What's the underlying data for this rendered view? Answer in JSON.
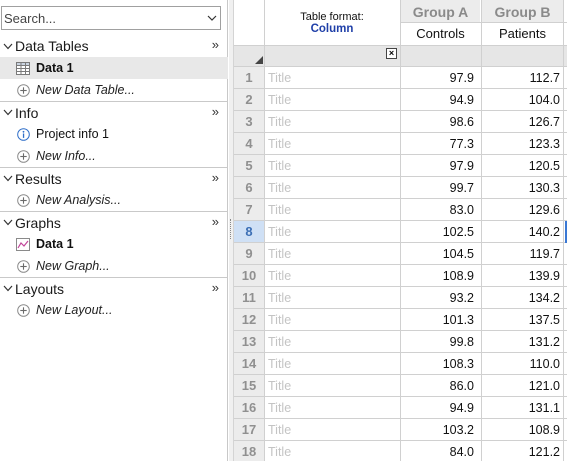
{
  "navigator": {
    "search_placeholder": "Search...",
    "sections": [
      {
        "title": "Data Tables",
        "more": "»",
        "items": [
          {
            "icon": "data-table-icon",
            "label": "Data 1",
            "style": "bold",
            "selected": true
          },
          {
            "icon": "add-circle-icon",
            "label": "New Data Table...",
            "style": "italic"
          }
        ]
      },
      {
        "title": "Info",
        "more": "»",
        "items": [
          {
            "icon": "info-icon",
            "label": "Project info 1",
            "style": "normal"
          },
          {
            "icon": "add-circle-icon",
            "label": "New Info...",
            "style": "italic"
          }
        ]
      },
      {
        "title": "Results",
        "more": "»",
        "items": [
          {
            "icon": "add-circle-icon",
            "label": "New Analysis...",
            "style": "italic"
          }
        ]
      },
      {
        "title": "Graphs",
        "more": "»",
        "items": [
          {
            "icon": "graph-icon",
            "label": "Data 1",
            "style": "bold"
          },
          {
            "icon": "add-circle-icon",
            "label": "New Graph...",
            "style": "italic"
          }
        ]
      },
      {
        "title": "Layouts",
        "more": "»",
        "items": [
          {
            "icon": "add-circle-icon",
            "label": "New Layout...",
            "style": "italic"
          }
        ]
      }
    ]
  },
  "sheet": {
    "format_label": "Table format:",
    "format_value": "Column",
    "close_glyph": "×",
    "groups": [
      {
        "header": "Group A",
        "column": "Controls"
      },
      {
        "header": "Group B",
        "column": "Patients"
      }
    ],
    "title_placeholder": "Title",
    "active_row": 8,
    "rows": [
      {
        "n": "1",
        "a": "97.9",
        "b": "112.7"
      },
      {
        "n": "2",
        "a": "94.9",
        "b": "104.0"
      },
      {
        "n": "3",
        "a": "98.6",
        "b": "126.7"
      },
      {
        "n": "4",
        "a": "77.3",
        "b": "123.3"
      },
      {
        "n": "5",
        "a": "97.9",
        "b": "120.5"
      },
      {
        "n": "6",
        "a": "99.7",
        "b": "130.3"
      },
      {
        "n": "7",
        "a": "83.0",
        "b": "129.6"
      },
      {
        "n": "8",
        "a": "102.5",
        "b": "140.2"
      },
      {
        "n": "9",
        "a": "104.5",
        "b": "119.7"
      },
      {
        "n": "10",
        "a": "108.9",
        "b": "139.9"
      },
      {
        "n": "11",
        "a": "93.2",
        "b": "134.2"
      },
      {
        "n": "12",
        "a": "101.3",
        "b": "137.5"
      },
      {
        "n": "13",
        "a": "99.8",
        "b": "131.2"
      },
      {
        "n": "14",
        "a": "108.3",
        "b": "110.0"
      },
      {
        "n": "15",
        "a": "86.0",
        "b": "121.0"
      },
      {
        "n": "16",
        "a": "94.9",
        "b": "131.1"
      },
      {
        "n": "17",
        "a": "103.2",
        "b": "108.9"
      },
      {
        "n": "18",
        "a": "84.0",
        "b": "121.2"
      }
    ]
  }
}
**********
**PROBLEM TO SOLVE**
Give the records again exactly, pictures left out.

**THE COMPLETED TASK**
What's the underlying data for this rendered view? Answer in JSON.
{
  "navigator": {
    "search_placeholder": "Search...",
    "sections": [
      {
        "title": "Data Tables",
        "more": "»",
        "items": [
          {
            "icon": "data-table-icon",
            "label": "Data 1",
            "style": "bold",
            "selected": true
          },
          {
            "icon": "add-circle-icon",
            "label": "New Data Table...",
            "style": "italic"
          }
        ]
      },
      {
        "title": "Info",
        "more": "»",
        "items": [
          {
            "icon": "info-icon",
            "label": "Project info 1",
            "style": "normal"
          },
          {
            "icon": "add-circle-icon",
            "label": "New Info...",
            "style": "italic"
          }
        ]
      },
      {
        "title": "Results",
        "more": "»",
        "items": [
          {
            "icon": "add-circle-icon",
            "label": "New Analysis...",
            "style": "italic"
          }
        ]
      },
      {
        "title": "Graphs",
        "more": "»",
        "items": [
          {
            "icon": "graph-icon",
            "label": "Data 1",
            "style": "bold"
          },
          {
            "icon": "add-circle-icon",
            "label": "New Graph...",
            "style": "italic"
          }
        ]
      },
      {
        "title": "Layouts",
        "more": "»",
        "items": [
          {
            "icon": "add-circle-icon",
            "label": "New Layout...",
            "style": "italic"
          }
        ]
      }
    ]
  },
  "sheet": {
    "format_label": "Table format:",
    "format_value": "Column",
    "close_glyph": "×",
    "groups": [
      {
        "header": "Group A",
        "column": "Controls"
      },
      {
        "header": "Group B",
        "column": "Patients"
      }
    ],
    "title_placeholder": "Title",
    "active_row": 8,
    "rows": [
      {
        "n": "1",
        "a": "97.9",
        "b": "112.7"
      },
      {
        "n": "2",
        "a": "94.9",
        "b": "104.0"
      },
      {
        "n": "3",
        "a": "98.6",
        "b": "126.7"
      },
      {
        "n": "4",
        "a": "77.3",
        "b": "123.3"
      },
      {
        "n": "5",
        "a": "97.9",
        "b": "120.5"
      },
      {
        "n": "6",
        "a": "99.7",
        "b": "130.3"
      },
      {
        "n": "7",
        "a": "83.0",
        "b": "129.6"
      },
      {
        "n": "8",
        "a": "102.5",
        "b": "140.2"
      },
      {
        "n": "9",
        "a": "104.5",
        "b": "119.7"
      },
      {
        "n": "10",
        "a": "108.9",
        "b": "139.9"
      },
      {
        "n": "11",
        "a": "93.2",
        "b": "134.2"
      },
      {
        "n": "12",
        "a": "101.3",
        "b": "137.5"
      },
      {
        "n": "13",
        "a": "99.8",
        "b": "131.2"
      },
      {
        "n": "14",
        "a": "108.3",
        "b": "110.0"
      },
      {
        "n": "15",
        "a": "86.0",
        "b": "121.0"
      },
      {
        "n": "16",
        "a": "94.9",
        "b": "131.1"
      },
      {
        "n": "17",
        "a": "103.2",
        "b": "108.9"
      },
      {
        "n": "18",
        "a": "84.0",
        "b": "121.2"
      }
    ]
  }
}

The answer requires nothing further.